[Data excerpts]:
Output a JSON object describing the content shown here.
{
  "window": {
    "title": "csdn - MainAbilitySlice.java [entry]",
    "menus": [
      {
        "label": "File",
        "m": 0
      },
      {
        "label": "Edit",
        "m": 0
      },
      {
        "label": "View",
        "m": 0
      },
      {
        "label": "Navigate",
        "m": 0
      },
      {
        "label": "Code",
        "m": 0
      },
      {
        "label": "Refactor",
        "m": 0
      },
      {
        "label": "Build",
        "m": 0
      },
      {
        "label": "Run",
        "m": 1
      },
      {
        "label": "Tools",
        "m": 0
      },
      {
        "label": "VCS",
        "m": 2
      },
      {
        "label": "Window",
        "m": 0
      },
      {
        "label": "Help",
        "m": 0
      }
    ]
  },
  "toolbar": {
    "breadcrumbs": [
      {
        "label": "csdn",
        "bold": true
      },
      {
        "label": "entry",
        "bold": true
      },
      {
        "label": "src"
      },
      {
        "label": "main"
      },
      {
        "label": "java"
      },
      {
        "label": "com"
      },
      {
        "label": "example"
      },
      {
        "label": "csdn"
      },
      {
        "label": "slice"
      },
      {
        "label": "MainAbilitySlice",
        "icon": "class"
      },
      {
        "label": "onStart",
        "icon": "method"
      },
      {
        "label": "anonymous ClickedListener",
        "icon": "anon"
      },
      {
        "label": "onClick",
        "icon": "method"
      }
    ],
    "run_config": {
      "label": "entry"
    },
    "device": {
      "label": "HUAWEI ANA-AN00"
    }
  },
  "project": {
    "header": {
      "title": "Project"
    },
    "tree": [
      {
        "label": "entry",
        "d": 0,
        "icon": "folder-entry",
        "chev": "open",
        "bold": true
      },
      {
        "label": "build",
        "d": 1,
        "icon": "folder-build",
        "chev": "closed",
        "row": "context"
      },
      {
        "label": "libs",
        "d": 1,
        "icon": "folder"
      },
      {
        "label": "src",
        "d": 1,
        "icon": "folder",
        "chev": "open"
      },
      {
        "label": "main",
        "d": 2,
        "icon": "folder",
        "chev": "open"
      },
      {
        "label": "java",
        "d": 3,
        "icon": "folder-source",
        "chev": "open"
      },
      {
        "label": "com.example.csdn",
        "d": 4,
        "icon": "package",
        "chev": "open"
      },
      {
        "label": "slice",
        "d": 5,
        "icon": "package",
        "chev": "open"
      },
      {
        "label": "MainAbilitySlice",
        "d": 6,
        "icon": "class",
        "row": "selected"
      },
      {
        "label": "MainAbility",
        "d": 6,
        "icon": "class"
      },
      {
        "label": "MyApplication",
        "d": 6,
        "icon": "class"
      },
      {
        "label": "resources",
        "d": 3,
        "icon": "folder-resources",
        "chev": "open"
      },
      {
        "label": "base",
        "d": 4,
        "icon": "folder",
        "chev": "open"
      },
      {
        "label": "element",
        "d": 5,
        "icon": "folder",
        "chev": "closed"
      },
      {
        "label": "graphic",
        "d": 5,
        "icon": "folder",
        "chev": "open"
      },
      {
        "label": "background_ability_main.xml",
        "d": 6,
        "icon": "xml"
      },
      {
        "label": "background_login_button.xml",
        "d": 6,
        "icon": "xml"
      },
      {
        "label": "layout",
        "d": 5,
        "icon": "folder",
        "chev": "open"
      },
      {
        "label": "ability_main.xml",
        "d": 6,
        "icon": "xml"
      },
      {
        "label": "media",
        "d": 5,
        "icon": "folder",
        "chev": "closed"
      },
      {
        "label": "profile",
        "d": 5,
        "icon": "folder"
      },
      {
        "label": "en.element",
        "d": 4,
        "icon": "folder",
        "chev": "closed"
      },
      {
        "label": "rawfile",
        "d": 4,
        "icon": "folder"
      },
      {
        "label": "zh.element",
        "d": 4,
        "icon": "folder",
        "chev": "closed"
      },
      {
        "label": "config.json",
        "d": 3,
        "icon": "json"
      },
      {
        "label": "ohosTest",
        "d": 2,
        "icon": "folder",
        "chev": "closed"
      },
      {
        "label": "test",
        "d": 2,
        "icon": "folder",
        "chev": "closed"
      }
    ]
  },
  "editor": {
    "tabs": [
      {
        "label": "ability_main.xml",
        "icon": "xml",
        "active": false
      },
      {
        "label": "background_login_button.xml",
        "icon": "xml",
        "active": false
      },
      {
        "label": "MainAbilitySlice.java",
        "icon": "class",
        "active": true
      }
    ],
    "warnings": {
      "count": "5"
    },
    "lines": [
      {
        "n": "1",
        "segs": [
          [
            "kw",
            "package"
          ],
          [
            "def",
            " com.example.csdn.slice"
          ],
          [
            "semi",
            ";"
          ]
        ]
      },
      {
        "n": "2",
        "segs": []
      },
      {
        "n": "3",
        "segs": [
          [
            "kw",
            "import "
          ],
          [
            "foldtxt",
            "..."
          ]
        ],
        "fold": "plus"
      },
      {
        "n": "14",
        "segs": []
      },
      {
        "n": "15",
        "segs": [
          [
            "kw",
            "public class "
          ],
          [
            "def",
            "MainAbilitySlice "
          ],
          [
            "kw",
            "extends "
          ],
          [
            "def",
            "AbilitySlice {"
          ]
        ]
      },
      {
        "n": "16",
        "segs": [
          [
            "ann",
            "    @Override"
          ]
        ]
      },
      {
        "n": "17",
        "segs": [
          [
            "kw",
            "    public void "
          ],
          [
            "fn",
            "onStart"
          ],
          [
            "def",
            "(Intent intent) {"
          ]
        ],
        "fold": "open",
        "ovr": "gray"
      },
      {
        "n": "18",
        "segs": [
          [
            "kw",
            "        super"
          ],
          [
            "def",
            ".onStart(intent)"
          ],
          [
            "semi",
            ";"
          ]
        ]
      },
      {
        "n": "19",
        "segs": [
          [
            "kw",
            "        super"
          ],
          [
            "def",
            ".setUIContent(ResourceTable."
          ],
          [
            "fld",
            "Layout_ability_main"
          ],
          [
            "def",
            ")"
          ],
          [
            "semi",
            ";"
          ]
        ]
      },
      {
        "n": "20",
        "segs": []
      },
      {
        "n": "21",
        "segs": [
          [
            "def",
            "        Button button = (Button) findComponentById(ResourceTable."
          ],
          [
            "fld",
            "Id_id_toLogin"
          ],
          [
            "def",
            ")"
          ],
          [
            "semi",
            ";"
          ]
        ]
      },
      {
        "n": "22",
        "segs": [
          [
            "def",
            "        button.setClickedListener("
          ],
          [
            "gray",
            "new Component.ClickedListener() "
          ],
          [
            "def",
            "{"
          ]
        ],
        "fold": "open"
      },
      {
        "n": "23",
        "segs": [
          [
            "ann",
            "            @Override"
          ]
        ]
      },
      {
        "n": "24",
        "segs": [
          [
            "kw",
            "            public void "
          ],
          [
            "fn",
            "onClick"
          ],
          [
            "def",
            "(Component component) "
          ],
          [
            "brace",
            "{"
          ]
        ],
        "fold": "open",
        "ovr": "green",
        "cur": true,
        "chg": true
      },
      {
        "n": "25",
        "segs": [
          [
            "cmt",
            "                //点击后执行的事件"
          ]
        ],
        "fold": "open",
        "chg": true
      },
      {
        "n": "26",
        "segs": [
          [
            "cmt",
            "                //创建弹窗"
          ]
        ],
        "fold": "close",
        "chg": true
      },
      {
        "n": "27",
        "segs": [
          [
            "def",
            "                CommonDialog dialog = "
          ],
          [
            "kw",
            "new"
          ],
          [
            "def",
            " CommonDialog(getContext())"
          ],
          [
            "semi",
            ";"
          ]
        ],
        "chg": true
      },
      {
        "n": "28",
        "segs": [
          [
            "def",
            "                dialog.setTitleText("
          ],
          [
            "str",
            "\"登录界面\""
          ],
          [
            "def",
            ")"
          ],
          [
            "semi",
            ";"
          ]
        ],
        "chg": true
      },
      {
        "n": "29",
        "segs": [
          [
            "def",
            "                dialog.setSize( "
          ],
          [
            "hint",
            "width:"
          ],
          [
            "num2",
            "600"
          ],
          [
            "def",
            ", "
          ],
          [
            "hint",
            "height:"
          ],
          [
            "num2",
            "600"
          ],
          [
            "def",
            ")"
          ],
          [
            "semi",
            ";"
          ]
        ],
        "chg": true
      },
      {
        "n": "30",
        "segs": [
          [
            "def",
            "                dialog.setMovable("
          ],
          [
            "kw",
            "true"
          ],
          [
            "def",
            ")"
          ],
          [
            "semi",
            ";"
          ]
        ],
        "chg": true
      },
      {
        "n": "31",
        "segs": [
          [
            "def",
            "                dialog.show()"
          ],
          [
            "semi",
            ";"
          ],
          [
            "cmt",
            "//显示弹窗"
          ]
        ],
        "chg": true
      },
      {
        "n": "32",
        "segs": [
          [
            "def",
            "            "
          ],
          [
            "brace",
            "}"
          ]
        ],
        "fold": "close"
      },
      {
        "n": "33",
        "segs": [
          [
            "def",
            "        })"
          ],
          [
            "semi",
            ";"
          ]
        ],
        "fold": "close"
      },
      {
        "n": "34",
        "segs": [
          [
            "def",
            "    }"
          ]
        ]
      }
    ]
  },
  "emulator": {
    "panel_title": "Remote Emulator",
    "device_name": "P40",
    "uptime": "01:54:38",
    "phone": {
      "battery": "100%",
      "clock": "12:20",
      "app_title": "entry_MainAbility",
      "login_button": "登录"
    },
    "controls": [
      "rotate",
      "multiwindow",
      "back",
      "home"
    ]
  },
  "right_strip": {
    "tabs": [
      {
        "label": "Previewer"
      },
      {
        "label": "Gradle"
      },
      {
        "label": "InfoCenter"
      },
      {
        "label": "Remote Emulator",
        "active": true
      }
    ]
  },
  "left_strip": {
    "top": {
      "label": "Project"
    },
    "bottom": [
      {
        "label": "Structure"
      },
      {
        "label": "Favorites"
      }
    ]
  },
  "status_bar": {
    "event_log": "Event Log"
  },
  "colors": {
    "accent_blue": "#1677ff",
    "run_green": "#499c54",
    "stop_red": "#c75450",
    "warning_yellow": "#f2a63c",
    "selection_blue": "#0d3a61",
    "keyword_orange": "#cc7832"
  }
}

[Your task]: Where a line in the entries holds the word "java", copy that line.

[Task output]:
    "title": "csdn - MainAbilitySlice.java [entry]",
        "label": "java"
        "label": "java",
        "label": "MainAbilitySlice.java",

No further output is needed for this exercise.